-- Start Available data --
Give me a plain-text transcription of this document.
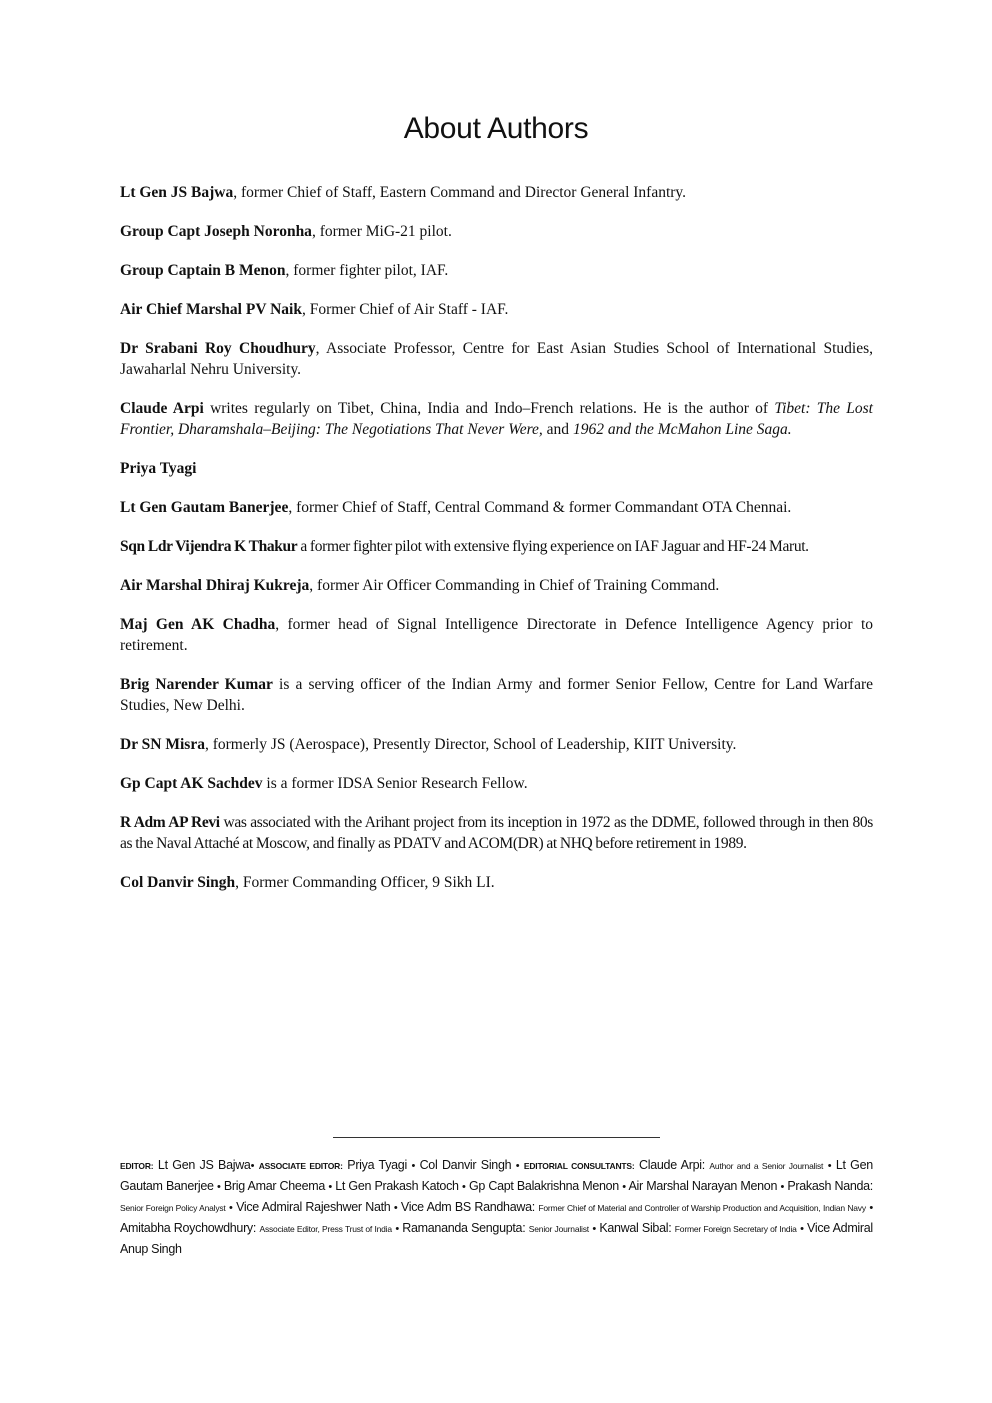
About Authors

Lt Gen JS Bajwa, former Chief of Staff, Eastern Command and Director General Infantry.

Group Capt Joseph Noronha, former MiG-21 pilot.

Group Captain B Menon, former fighter pilot, IAF.

Air Chief Marshal PV Naik, Former Chief of Air Staff - IAF.

Dr Srabani Roy Choudhury, Associate Professor, Centre for East Asian Studies School of International Studies, Jawaharlal Nehru University.

Claude Arpi writes regularly on Tibet, China, India and Indo–French relations. He is the author of Tibet: The Lost Frontier, Dharamshala–Beijing: The Negotiations That Never Were, and 1962 and the McMahon Line Saga.

Priya Tyagi

Lt Gen Gautam Banerjee, former Chief of Staff, Central Command & former Commandant OTA Chennai.

Sqn Ldr Vijendra K Thakur a former fighter pilot with extensive flying experience on IAF Jaguar and HF-24 Marut.

Air Marshal Dhiraj Kukreja, former Air Officer Commanding in Chief of Training Command.

Maj Gen AK Chadha, former head of Signal Intelligence Directorate in Defence Intelligence Agency prior to retirement.

Brig Narender Kumar is a serving officer of the Indian Army and former Senior Fellow, Centre for Land Warfare Studies, New Delhi.

Dr SN Misra, formerly JS (Aerospace), Presently Director, School of Leadership, KIIT University.

Gp Capt AK Sachdev is a former IDSA Senior Research Fellow.

R Adm AP Revi was associated with the Arihant project from its inception in 1972 as the DDME, followed through in then 80s as the Naval Attaché at Moscow, and finally as PDATV and ACOM(DR) at NHQ before retirement in 1989.

Col Danvir Singh, Former Commanding Officer, 9 Sikh LI.

EDITOR: Lt Gen JS Bajwa• ASSOCIATE EDITOR: Priya Tyagi • Col Danvir Singh • EDITORIAL CONSULTANTS: Claude Arpi: Author and a Senior Journalist • Lt Gen Gautam Banerjee • Brig Amar Cheema • Lt Gen Prakash Katoch • Gp Capt Balakrishna Menon • Air Marshal Narayan Menon • Prakash Nanda: Senior Foreign Policy Analyst • Vice Admiral Rajeshwer Nath • Vice Adm BS Randhawa: Former Chief of Material and Controller of Warship Production and Acquisition, Indian Navy • Amitabha Roychowdhury: Associate Editor, Press Trust of India • Ramananda Sengupta: Senior Journalist • Kanwal Sibal: Former Foreign Secretary of India • Vice Admiral Anup Singh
-- End Available data --
# The exercise
Word for word, quote the lines above. Omit the pictures.

# Answer to the exercise
Give me a plain-text transcription of this document.
About Authors

Lt Gen JS Bajwa, former Chief of Staff, Eastern Command and Director General Infantry.

Group Capt Joseph Noronha, former MiG-21 pilot.

Group Captain B Menon, former fighter pilot, IAF.

Air Chief Marshal PV Naik, Former Chief of Air Staff - IAF.

Dr Srabani Roy Choudhury, Associate Professor, Centre for East Asian Studies School of International Studies, Jawaharlal Nehru University.

Claude Arpi writes regularly on Tibet, China, India and Indo–French relations. He is the author of Tibet: The Lost Frontier, Dharamshala–Beijing: The Negotiations That Never Were, and 1962 and the McMahon Line Saga.

Priya Tyagi

Lt Gen Gautam Banerjee, former Chief of Staff, Central Command & former Commandant OTA Chennai.

Sqn Ldr Vijendra K Thakur a former fighter pilot with extensive flying experience on IAF Jaguar and HF-24 Marut.

Air Marshal Dhiraj Kukreja, former Air Officer Commanding in Chief of Training Command.

Maj Gen AK Chadha, former head of Signal Intelligence Directorate in Defence Intelligence Agency prior to retirement.

Brig Narender Kumar is a serving officer of the Indian Army and former Senior Fellow, Centre for Land Warfare Studies, New Delhi.

Dr SN Misra, formerly JS (Aerospace), Presently Director, School of Leadership, KIIT University.

Gp Capt AK Sachdev is a former IDSA Senior Research Fellow.

R Adm AP Revi was associated with the Arihant project from its inception in 1972 as the DDME, followed through in then 80s as the Naval Attaché at Moscow, and finally as PDATV and ACOM(DR) at NHQ before retirement in 1989.

Col Danvir Singh, Former Commanding Officer, 9 Sikh LI.

EDITOR: Lt Gen JS Bajwa• ASSOCIATE EDITOR: Priya Tyagi • Col Danvir Singh • EDITORIAL CONSULTANTS: Claude Arpi: Author and a Senior Journalist • Lt Gen Gautam Banerjee • Brig Amar Cheema • Lt Gen Prakash Katoch • Gp Capt Balakrishna Menon • Air Marshal Narayan Menon • Prakash Nanda: Senior Foreign Policy Analyst • Vice Admiral Rajeshwer Nath • Vice Adm BS Randhawa: Former Chief of Material and Controller of Warship Production and Acquisition, Indian Navy • Amitabha Roychowdhury: Associate Editor, Press Trust of India • Ramananda Sengupta: Senior Journalist • Kanwal Sibal: Former Foreign Secretary of India • Vice Admiral Anup Singh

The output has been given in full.